__Exercise prompt__. Extract all of the entries and set them down verbatim.
***** Excerpted records
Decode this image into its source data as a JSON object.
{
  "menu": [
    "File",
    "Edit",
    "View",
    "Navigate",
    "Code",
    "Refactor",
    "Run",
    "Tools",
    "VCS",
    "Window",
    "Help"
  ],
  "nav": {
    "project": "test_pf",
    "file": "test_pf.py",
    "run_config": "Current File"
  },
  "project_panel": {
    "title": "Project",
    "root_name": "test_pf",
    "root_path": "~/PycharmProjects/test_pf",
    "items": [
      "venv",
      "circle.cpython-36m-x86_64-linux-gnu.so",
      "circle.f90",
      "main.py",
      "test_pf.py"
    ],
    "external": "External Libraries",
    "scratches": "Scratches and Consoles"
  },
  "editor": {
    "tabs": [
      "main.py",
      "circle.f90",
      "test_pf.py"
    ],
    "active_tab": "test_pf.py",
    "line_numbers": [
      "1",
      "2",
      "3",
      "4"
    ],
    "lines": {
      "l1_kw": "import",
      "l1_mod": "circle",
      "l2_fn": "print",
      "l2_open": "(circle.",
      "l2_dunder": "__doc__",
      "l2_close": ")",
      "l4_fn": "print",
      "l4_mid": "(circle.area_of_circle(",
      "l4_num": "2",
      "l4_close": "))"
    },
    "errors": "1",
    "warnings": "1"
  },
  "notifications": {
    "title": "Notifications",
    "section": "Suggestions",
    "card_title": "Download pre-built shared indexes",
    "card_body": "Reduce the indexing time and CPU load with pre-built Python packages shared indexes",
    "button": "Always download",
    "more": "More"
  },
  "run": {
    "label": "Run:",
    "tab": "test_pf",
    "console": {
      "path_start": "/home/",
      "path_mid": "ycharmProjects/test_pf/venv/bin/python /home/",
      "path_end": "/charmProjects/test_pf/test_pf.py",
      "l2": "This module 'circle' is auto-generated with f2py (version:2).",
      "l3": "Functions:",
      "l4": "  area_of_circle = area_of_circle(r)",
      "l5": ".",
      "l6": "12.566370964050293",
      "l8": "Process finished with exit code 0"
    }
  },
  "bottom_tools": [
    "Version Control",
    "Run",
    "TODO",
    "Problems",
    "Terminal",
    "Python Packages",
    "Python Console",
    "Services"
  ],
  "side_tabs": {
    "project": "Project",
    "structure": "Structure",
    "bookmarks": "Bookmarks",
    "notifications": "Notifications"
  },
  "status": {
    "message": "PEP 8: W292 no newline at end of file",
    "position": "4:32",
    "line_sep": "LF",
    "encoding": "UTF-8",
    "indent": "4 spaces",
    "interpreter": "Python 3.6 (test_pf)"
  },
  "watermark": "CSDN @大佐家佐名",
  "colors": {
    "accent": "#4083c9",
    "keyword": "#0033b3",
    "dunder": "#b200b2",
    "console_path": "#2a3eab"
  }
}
**********
__Result of the exercise__.
Decode this image into its source data as a JSON object.
{
  "menu": [
    "File",
    "Edit",
    "View",
    "Navigate",
    "Code",
    "Refactor",
    "Run",
    "Tools",
    "VCS",
    "Window",
    "Help"
  ],
  "nav": {
    "project": "test_pf",
    "file": "test_pf.py",
    "run_config": "Current File"
  },
  "project_panel": {
    "title": "Project",
    "root_name": "test_pf",
    "root_path": "~/PycharmProjects/test_pf",
    "items": [
      "venv",
      "circle.cpython-36m-x86_64-linux-gnu.so",
      "circle.f90",
      "main.py",
      "test_pf.py"
    ],
    "external": "External Libraries",
    "scratches": "Scratches and Consoles"
  },
  "editor": {
    "tabs": [
      "main.py",
      "circle.f90",
      "test_pf.py"
    ],
    "active_tab": "test_pf.py",
    "line_numbers": [
      "1",
      "2",
      "3",
      "4"
    ],
    "lines": {
      "l1_kw": "import",
      "l1_mod": "circle",
      "l2_fn": "print",
      "l2_open": "(circle.",
      "l2_dunder": "__doc__",
      "l2_close": ")",
      "l4_fn": "print",
      "l4_mid": "(circle.area_of_circle(",
      "l4_num": "2",
      "l4_close": "))"
    },
    "errors": "1",
    "warnings": "1"
  },
  "notifications": {
    "title": "Notifications",
    "section": "Suggestions",
    "card_title": "Download pre-built shared indexes",
    "card_body": "Reduce the indexing time and CPU load with pre-built Python packages shared indexes",
    "button": "Always download",
    "more": "More"
  },
  "run": {
    "label": "Run:",
    "tab": "test_pf",
    "console": {
      "path_start": "/home/",
      "path_mid": "ycharmProjects/test_pf/venv/bin/python /home/",
      "path_end": "/charmProjects/test_pf/test_pf.py",
      "l2": "This module 'circle' is auto-generated with f2py (version:2).",
      "l3": "Functions:",
      "l4": "  area_of_circle = area_of_circle(r)",
      "l5": ".",
      "l6": "12.566370964050293",
      "l8": "Process finished with exit code 0"
    }
  },
  "bottom_tools": [
    "Version Control",
    "Run",
    "TODO",
    "Problems",
    "Terminal",
    "Python Packages",
    "Python Console",
    "Services"
  ],
  "side_tabs": {
    "project": "Project",
    "structure": "Structure",
    "bookmarks": "Bookmarks",
    "notifications": "Notifications"
  },
  "status": {
    "message": "PEP 8: W292 no newline at end of file",
    "position": "4:32",
    "line_sep": "LF",
    "encoding": "UTF-8",
    "indent": "4 spaces",
    "interpreter": "Python 3.6 (test_pf)"
  },
  "watermark": "CSDN @大佐家佐名",
  "colors": {
    "accent": "#4083c9",
    "keyword": "#0033b3",
    "dunder": "#b200b2",
    "console_path": "#2a3eab"
  }
}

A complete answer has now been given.